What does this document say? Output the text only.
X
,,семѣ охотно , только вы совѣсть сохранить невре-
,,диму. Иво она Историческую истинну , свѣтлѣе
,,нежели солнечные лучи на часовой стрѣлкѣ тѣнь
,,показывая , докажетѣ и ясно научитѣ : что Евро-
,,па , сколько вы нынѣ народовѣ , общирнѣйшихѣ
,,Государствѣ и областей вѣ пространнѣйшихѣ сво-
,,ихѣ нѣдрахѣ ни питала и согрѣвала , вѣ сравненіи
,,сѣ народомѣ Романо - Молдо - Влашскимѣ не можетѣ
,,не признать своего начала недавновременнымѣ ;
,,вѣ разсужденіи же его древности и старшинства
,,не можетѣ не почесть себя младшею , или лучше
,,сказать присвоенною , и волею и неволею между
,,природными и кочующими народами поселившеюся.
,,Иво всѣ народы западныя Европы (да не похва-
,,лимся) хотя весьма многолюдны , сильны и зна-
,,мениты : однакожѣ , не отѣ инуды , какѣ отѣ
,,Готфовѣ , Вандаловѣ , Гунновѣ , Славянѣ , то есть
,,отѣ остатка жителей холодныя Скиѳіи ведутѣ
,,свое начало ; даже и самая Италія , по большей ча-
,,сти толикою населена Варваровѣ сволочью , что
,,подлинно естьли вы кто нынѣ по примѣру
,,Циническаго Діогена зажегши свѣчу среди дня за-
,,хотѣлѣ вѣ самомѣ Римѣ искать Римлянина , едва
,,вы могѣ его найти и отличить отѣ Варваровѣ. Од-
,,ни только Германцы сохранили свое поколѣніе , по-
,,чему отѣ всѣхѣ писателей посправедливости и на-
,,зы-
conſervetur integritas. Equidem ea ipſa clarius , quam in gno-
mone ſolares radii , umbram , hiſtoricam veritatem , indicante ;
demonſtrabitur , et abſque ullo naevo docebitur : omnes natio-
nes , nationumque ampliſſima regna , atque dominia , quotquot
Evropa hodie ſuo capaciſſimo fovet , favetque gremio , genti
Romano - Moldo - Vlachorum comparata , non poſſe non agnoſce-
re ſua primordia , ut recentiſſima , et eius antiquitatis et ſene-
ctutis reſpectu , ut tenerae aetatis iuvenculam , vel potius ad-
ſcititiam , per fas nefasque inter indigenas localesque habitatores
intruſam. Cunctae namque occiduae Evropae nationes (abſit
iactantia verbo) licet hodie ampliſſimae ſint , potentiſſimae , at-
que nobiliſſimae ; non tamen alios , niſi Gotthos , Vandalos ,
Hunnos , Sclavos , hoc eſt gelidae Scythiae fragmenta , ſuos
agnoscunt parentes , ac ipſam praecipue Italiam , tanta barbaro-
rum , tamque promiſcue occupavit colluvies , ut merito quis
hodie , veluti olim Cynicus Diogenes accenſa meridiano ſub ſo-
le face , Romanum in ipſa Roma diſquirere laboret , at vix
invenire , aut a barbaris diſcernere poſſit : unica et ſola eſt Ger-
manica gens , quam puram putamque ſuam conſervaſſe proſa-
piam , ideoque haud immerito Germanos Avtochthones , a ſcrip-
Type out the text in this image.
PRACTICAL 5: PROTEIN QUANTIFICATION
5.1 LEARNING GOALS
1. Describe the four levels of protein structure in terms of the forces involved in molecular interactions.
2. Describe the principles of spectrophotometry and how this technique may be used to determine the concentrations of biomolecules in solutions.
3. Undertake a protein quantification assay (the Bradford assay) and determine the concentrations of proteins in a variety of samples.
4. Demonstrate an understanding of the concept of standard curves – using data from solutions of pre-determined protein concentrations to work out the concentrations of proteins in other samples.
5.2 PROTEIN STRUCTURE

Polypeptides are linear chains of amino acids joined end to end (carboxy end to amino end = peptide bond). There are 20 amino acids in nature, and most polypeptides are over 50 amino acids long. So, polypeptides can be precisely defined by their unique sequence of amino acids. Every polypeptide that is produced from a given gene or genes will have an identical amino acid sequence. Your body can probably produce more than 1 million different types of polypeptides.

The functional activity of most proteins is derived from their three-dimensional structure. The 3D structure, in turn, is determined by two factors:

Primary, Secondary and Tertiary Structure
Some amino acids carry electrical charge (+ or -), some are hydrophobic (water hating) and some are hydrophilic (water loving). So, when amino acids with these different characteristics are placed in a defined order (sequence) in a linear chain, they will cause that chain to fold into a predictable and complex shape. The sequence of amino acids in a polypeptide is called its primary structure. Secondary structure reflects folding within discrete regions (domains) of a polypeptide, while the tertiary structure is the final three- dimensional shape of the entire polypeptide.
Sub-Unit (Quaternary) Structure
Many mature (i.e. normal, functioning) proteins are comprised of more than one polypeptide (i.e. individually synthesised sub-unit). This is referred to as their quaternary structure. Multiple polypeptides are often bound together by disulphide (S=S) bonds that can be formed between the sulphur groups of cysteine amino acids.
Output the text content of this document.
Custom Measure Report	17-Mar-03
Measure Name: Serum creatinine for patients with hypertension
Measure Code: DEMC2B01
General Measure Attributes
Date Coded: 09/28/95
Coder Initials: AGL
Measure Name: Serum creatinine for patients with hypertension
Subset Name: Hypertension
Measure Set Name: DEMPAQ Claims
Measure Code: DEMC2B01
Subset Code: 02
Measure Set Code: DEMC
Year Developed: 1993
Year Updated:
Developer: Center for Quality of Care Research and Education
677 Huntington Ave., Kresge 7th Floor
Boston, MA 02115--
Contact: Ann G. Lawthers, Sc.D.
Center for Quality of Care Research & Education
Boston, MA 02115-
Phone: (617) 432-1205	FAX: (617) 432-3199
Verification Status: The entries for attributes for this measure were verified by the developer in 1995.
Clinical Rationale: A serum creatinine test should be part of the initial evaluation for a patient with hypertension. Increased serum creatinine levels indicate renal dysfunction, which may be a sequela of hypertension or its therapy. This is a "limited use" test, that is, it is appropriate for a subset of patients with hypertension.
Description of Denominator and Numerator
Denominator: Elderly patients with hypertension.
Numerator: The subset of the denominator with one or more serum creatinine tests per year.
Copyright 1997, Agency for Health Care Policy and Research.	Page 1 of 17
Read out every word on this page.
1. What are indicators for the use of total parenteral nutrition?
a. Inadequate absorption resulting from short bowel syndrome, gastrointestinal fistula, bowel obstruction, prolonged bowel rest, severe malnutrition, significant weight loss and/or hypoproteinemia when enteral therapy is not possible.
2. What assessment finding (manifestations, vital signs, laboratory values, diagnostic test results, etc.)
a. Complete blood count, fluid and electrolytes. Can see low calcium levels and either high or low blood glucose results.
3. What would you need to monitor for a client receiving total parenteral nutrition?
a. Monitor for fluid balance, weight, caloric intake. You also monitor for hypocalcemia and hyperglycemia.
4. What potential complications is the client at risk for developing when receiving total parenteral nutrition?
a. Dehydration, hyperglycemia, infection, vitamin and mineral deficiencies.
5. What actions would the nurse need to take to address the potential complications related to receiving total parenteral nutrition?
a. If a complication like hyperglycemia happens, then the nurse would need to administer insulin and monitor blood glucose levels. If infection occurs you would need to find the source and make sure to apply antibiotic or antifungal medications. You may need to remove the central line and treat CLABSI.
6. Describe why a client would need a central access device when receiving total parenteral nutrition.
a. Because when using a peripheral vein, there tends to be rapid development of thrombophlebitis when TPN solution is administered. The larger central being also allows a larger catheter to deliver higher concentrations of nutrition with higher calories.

§

**Work request**
The response should consist of all the entries, transcribed exactly.

**Output of the task**
What does this document say? Output the text only.
X
,,семѣ охотно , только вы совѣсть сохранить невре-
,,диму. Иво она Историческую истинну , свѣтлѣе
,,нежели солнечные лучи на часовой стрѣлкѣ тѣнь
,,показывая , докажетѣ и ясно научитѣ : что Евро-
,,па , сколько вы нынѣ народовѣ , общирнѣйшихѣ
,,Государствѣ и областей вѣ пространнѣйшихѣ сво-
,,ихѣ нѣдрахѣ ни питала и согрѣвала , вѣ сравненіи
,,сѣ народомѣ Романо - Молдо - Влашскимѣ не можетѣ
,,не признать своего начала недавновременнымѣ ;
,,вѣ разсужденіи же его древности и старшинства
,,не можетѣ не почесть себя младшею , или лучше
,,сказать присвоенною , и волею и неволею между
,,природными и кочующими народами поселившеюся.
,,Иво всѣ народы западныя Европы (да не похва-
,,лимся) хотя весьма многолюдны , сильны и зна-
,,мениты : однакожѣ , не отѣ инуды , какѣ отѣ
,,Готфовѣ , Вандаловѣ , Гунновѣ , Славянѣ , то есть
,,отѣ остатка жителей холодныя Скиѳіи ведутѣ
,,свое начало ; даже и самая Италія , по большей ча-
,,сти толикою населена Варваровѣ сволочью , что
,,подлинно естьли вы кто нынѣ по примѣру
,,Циническаго Діогена зажегши свѣчу среди дня за-
,,хотѣлѣ вѣ самомѣ Римѣ искать Римлянина , едва
,,вы могѣ его найти и отличить отѣ Варваровѣ. Од-
,,ни только Германцы сохранили свое поколѣніе , по-
,,чему отѣ всѣхѣ писателей посправедливости и на-
,,зы-
conſervetur integritas. Equidem ea ipſa clarius , quam in gno-
mone ſolares radii , umbram , hiſtoricam veritatem , indicante ;
demonſtrabitur , et abſque ullo naevo docebitur : omnes natio-
nes , nationumque ampliſſima regna , atque dominia , quotquot
Evropa hodie ſuo capaciſſimo fovet , favetque gremio , genti
Romano - Moldo - Vlachorum comparata , non poſſe non agnoſce-
re ſua primordia , ut recentiſſima , et eius antiquitatis et ſene-
ctutis reſpectu , ut tenerae aetatis iuvenculam , vel potius ad-
ſcititiam , per fas nefasque inter indigenas localesque habitatores
intruſam. Cunctae namque occiduae Evropae nationes (abſit
iactantia verbo) licet hodie ampliſſimae ſint , potentiſſimae , at-
que nobiliſſimae ; non tamen alios , niſi Gotthos , Vandalos ,
Hunnos , Sclavos , hoc eſt gelidae Scythiae fragmenta , ſuos
agnoscunt parentes , ac ipſam praecipue Italiam , tanta barbaro-
rum , tamque promiſcue occupavit colluvies , ut merito quis
hodie , veluti olim Cynicus Diogenes accenſa meridiano ſub ſo-
le face , Romanum in ipſa Roma diſquirere laboret , at vix
invenire , aut a barbaris diſcernere poſſit : unica et ſola eſt Ger-
manica gens , quam puram putamque ſuam conſervaſſe proſa-
piam , ideoque haud immerito Germanos Avtochthones , a ſcrip-
Type out the text in this image.
PRACTICAL 5: PROTEIN QUANTIFICATION
5.1 LEARNING GOALS
1. Describe the four levels of protein structure in terms of the forces involved in molecular interactions.
2. Describe the principles of spectrophotometry and how this technique may be used to determine the concentrations of biomolecules in solutions.
3. Undertake a protein quantification assay (the Bradford assay) and determine the concentrations of proteins in a variety of samples.
4. Demonstrate an understanding of the concept of standard curves – using data from solutions of pre-determined protein concentrations to work out the concentrations of proteins in other samples.
5.2 PROTEIN STRUCTURE

Polypeptides are linear chains of amino acids joined end to end (carboxy end to amino end = peptide bond). There are 20 amino acids in nature, and most polypeptides are over 50 amino acids long. So, polypeptides can be precisely defined by their unique sequence of amino acids. Every polypeptide that is produced from a given gene or genes will have an identical amino acid sequence. Your body can probably produce more than 1 million different types of polypeptides.

The functional activity of most proteins is derived from their three-dimensional structure. The 3D structure, in turn, is determined by two factors:

Primary, Secondary and Tertiary Structure
Some amino acids carry electrical charge (+ or -), some are hydrophobic (water hating) and some are hydrophilic (water loving). So, when amino acids with these different characteristics are placed in a defined order (sequence) in a linear chain, they will cause that chain to fold into a predictable and complex shape. The sequence of amino acids in a polypeptide is called its primary structure. Secondary structure reflects folding within discrete regions (domains) of a polypeptide, while the tertiary structure is the final three- dimensional shape of the entire polypeptide.
Sub-Unit (Quaternary) Structure
Many mature (i.e. normal, functioning) proteins are comprised of more than one polypeptide (i.e. individually synthesised sub-unit). This is referred to as their quaternary structure. Multiple polypeptides are often bound together by disulphide (S=S) bonds that can be formed between the sulphur groups of cysteine amino acids.
Output the text content of this document.
Custom Measure Report	17-Mar-03
Measure Name: Serum creatinine for patients with hypertension
Measure Code: DEMC2B01
General Measure Attributes
Date Coded: 09/28/95
Coder Initials: AGL
Measure Name: Serum creatinine for patients with hypertension
Subset Name: Hypertension
Measure Set Name: DEMPAQ Claims
Measure Code: DEMC2B01
Subset Code: 02
Measure Set Code: DEMC
Year Developed: 1993
Year Updated:
Developer: Center for Quality of Care Research and Education
677 Huntington Ave., Kresge 7th Floor
Boston, MA 02115--
Contact: Ann G. Lawthers, Sc.D.
Center for Quality of Care Research & Education
Boston, MA 02115-
Phone: (617) 432-1205	FAX: (617) 432-3199
Verification Status: The entries for attributes for this measure were verified by the developer in 1995.
Clinical Rationale: A serum creatinine test should be part of the initial evaluation for a patient with hypertension. Increased serum creatinine levels indicate renal dysfunction, which may be a sequela of hypertension or its therapy. This is a "limited use" test, that is, it is appropriate for a subset of patients with hypertension.
Description of Denominator and Numerator
Denominator: Elderly patients with hypertension.
Numerator: The subset of the denominator with one or more serum creatinine tests per year.
Copyright 1997, Agency for Health Care Policy and Research.	Page 1 of 17
Read out every word on this page.
1. What are indicators for the use of total parenteral nutrition?
a. Inadequate absorption resulting from short bowel syndrome, gastrointestinal fistula, bowel obstruction, prolonged bowel rest, severe malnutrition, significant weight loss and/or hypoproteinemia when enteral therapy is not possible.
2. What assessment finding (manifestations, vital signs, laboratory values, diagnostic test results, etc.)
a. Complete blood count, fluid and electrolytes. Can see low calcium levels and either high or low blood glucose results.
3. What would you need to monitor for a client receiving total parenteral nutrition?
a. Monitor for fluid balance, weight, caloric intake. You also monitor for hypocalcemia and hyperglycemia.
4. What potential complications is the client at risk for developing when receiving total parenteral nutrition?
a. Dehydration, hyperglycemia, infection, vitamin and mineral deficiencies.
5. What actions would the nurse need to take to address the potential complications related to receiving total parenteral nutrition?
a. If a complication like hyperglycemia happens, then the nurse would need to administer insulin and monitor blood glucose levels. If infection occurs you would need to find the source and make sure to apply antibiotic or antifungal medications. You may need to remove the central line and treat CLABSI.
6. Describe why a client would need a central access device when receiving total parenteral nutrition.
a. Because when using a peripheral vein, there tends to be rapid development of thrombophlebitis when TPN solution is administered. The larger central being also allows a larger catheter to deliver higher concentrations of nutrition with higher calories.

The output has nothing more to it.